## Given instruction
Copy, in full, each line of the material that holds the word "text".

= = = =

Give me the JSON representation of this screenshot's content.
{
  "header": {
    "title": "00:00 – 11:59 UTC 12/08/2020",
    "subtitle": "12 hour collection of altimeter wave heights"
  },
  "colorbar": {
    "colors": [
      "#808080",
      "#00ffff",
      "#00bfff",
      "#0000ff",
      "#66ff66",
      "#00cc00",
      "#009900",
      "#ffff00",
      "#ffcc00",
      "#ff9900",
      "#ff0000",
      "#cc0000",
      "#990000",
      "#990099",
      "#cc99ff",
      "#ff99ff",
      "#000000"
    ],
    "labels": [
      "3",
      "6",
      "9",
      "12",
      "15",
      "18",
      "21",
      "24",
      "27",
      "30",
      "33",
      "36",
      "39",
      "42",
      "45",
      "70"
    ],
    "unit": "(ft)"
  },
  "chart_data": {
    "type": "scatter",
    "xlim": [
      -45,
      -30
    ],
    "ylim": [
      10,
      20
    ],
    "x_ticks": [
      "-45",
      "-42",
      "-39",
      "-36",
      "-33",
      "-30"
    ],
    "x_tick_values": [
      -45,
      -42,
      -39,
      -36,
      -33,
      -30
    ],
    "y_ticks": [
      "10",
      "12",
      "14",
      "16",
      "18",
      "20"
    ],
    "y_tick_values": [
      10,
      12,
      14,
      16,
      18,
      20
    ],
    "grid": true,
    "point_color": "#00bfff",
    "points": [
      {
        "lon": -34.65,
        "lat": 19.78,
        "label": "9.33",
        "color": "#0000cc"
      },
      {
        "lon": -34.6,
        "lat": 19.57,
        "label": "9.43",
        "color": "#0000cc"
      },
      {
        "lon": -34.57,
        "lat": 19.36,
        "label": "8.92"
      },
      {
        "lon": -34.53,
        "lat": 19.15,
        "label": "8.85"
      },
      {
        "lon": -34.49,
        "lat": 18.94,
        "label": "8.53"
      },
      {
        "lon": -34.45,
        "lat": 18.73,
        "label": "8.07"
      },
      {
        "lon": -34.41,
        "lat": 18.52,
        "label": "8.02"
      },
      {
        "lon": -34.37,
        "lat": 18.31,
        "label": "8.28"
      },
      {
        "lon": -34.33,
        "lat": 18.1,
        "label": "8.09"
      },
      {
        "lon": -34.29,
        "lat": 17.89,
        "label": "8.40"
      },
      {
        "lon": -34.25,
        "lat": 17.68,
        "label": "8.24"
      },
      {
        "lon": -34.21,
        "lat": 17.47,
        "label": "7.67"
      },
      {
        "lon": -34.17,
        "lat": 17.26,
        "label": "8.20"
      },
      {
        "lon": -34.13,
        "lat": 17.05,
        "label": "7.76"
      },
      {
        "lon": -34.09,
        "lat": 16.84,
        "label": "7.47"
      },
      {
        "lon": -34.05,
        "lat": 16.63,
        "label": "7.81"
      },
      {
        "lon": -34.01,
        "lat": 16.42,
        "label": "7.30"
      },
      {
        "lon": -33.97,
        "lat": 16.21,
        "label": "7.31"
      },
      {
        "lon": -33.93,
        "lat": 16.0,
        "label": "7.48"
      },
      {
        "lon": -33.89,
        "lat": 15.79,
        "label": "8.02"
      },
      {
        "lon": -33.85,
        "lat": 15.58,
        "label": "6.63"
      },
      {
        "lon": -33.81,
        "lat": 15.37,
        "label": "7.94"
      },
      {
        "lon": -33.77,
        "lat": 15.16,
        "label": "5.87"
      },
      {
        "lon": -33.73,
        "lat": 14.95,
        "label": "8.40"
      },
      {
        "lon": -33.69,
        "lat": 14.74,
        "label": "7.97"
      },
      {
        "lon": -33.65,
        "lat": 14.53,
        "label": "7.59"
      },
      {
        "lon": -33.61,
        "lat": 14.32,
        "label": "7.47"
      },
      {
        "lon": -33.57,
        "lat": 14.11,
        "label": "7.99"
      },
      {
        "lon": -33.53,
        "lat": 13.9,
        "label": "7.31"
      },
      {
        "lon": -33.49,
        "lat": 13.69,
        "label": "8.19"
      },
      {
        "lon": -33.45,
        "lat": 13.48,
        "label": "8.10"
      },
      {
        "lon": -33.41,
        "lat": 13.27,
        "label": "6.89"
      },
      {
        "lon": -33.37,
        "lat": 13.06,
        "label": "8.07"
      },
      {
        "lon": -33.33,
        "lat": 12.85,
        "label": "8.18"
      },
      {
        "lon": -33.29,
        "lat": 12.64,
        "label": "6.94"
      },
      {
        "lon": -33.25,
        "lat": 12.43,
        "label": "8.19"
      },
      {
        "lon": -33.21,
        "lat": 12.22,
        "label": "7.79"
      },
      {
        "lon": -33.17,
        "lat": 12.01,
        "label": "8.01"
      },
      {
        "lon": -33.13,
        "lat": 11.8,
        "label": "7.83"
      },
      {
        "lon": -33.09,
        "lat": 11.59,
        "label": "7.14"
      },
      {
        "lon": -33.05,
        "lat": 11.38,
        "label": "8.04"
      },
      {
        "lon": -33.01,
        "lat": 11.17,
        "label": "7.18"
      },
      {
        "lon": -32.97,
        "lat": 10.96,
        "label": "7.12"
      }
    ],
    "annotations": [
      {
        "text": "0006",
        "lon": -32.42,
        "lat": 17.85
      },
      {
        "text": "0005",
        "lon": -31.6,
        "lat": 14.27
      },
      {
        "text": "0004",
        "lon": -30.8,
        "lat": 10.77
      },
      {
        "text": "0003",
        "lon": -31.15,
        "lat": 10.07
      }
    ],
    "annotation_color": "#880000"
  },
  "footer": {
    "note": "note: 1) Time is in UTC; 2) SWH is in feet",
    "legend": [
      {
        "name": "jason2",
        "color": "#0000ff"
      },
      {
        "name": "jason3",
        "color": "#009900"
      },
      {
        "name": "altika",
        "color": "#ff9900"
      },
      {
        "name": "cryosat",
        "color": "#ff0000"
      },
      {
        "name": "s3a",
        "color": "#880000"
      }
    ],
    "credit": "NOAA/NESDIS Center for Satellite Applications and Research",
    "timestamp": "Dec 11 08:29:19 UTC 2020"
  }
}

= = = =

## Answer below
        "text": "0006",
        "text": "0005",
        "text": "0004",
        "text": "0003",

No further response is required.